_ITEMS_
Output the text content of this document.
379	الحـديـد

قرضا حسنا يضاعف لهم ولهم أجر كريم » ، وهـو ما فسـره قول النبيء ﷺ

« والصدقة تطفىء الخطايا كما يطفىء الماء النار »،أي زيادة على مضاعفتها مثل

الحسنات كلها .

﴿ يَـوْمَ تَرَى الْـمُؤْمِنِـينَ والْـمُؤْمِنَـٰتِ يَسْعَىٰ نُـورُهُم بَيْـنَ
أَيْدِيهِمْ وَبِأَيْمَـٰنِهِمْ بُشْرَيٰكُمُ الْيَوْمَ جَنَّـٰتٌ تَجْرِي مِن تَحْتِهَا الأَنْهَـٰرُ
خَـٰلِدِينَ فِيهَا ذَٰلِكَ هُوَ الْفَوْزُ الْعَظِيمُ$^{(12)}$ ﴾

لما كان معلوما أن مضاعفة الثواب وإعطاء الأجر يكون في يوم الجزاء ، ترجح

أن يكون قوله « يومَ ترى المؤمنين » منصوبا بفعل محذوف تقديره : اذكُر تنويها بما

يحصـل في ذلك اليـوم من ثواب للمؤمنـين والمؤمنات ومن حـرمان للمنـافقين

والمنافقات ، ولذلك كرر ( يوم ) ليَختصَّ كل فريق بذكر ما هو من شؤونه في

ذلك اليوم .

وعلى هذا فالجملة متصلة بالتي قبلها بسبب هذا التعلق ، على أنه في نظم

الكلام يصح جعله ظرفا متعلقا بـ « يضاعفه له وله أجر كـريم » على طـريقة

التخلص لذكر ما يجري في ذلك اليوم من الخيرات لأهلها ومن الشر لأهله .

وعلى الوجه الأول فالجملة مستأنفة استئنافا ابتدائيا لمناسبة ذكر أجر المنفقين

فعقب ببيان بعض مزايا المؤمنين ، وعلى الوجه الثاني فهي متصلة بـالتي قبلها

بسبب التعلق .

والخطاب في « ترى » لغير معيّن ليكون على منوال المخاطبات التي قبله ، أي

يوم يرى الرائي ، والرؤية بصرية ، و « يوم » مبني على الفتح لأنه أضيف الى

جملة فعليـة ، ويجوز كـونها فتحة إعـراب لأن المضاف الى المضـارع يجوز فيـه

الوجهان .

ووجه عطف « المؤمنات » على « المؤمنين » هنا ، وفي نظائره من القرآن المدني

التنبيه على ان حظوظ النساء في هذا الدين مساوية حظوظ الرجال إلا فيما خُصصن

_AIM_
Copy every line from the records above that contains the word "وعلى".

_PROBLEM SOLUTION_
وعلى هذا فالجملة متصلة بالتي قبلها بسبب هذا التعلق ، على أنه في نظم
وعلى الوجه الأول فالجملة مستأنفة استئنافا ابتدائيا لمناسبة ذكر أجر المنفقين
فعقب ببيان بعض مزايا المؤمنين ، وعلى الوجه الثاني فهي متصلة بـالتي قبلها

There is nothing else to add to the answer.